Given problem => Find the word "eléctrico" in the data. Return every line where it appears.

Recorded data =>
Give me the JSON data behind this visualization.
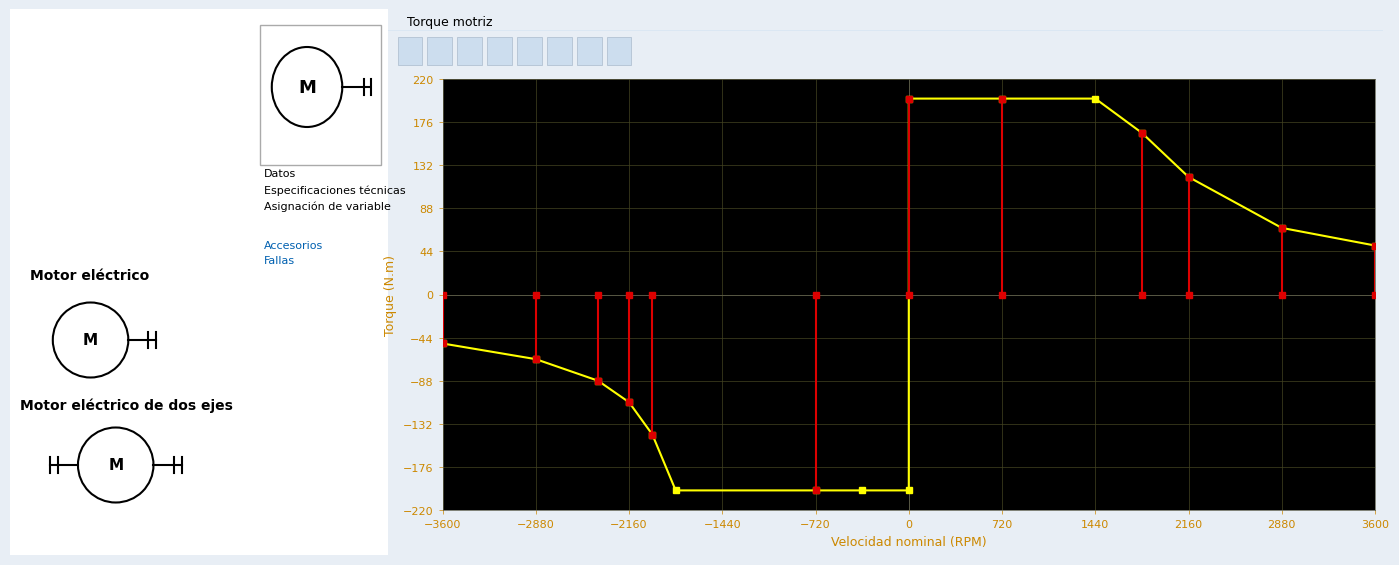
{
  "tab_title": "Torque motriz",
  "xlabel": "Velocidad nominal (RPM)",
  "ylabel": "Torque (N.m)",
  "xlim": [
    -3600,
    3600
  ],
  "ylim": [
    -220,
    220
  ],
  "xticks": [
    -3600,
    -2880,
    -2160,
    -1440,
    -720,
    0,
    720,
    1440,
    2160,
    2880,
    3600
  ],
  "yticks": [
    -220,
    -176,
    -132,
    -88,
    -44,
    0,
    44,
    88,
    132,
    176,
    220
  ],
  "bg_color": "#000000",
  "tick_color": "#cc8800",
  "grid_color": "#444422",
  "yellow_color": "#ffff00",
  "red_color": "#dd0000",
  "yellow_x": [
    -3600,
    -2880,
    -2400,
    -2160,
    -1980,
    -1800,
    -720,
    -360,
    0,
    0,
    720,
    1440,
    1800,
    2160,
    2880,
    3600
  ],
  "yellow_y": [
    -50,
    -66,
    -88,
    -110,
    -143,
    -200,
    -200,
    -200,
    -200,
    200,
    200,
    200,
    165,
    120,
    68,
    50
  ],
  "red_segments": [
    {
      "x": [
        -3600,
        -3600
      ],
      "y": [
        0,
        -50
      ]
    },
    {
      "x": [
        -2880,
        -2880
      ],
      "y": [
        0,
        -66
      ]
    },
    {
      "x": [
        -2400,
        -2400
      ],
      "y": [
        0,
        -88
      ]
    },
    {
      "x": [
        -2160,
        -2160
      ],
      "y": [
        0,
        -110
      ]
    },
    {
      "x": [
        -1980,
        -1980
      ],
      "y": [
        0,
        -143
      ]
    },
    {
      "x": [
        -720,
        -720
      ],
      "y": [
        0,
        -200
      ]
    },
    {
      "x": [
        0,
        0
      ],
      "y": [
        0,
        200
      ]
    },
    {
      "x": [
        720,
        720
      ],
      "y": [
        0,
        200
      ]
    },
    {
      "x": [
        1800,
        1800
      ],
      "y": [
        0,
        165
      ]
    },
    {
      "x": [
        2160,
        2160
      ],
      "y": [
        0,
        120
      ]
    },
    {
      "x": [
        2880,
        2880
      ],
      "y": [
        0,
        68
      ]
    },
    {
      "x": [
        3600,
        3600
      ],
      "y": [
        0,
        50
      ]
    }
  ],
  "motor_label1": "Motor eléctrico",
  "motor_label2": "Motor eléctrico de dos ejes",
  "sidebar_links": [
    "Datos",
    "Especificaciones técnicas",
    "Asignación de variable",
    "",
    "Accesorios",
    "Fallas"
  ],
  "toolbar_bg": "#dce8f5",
  "tab_bg": "#dce8f5",
  "left_bg": "#ffffff"
}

Written solution =>
  "motor_label1": "Motor eléctrico",
  "motor_label2": "Motor eléctrico de dos ejes",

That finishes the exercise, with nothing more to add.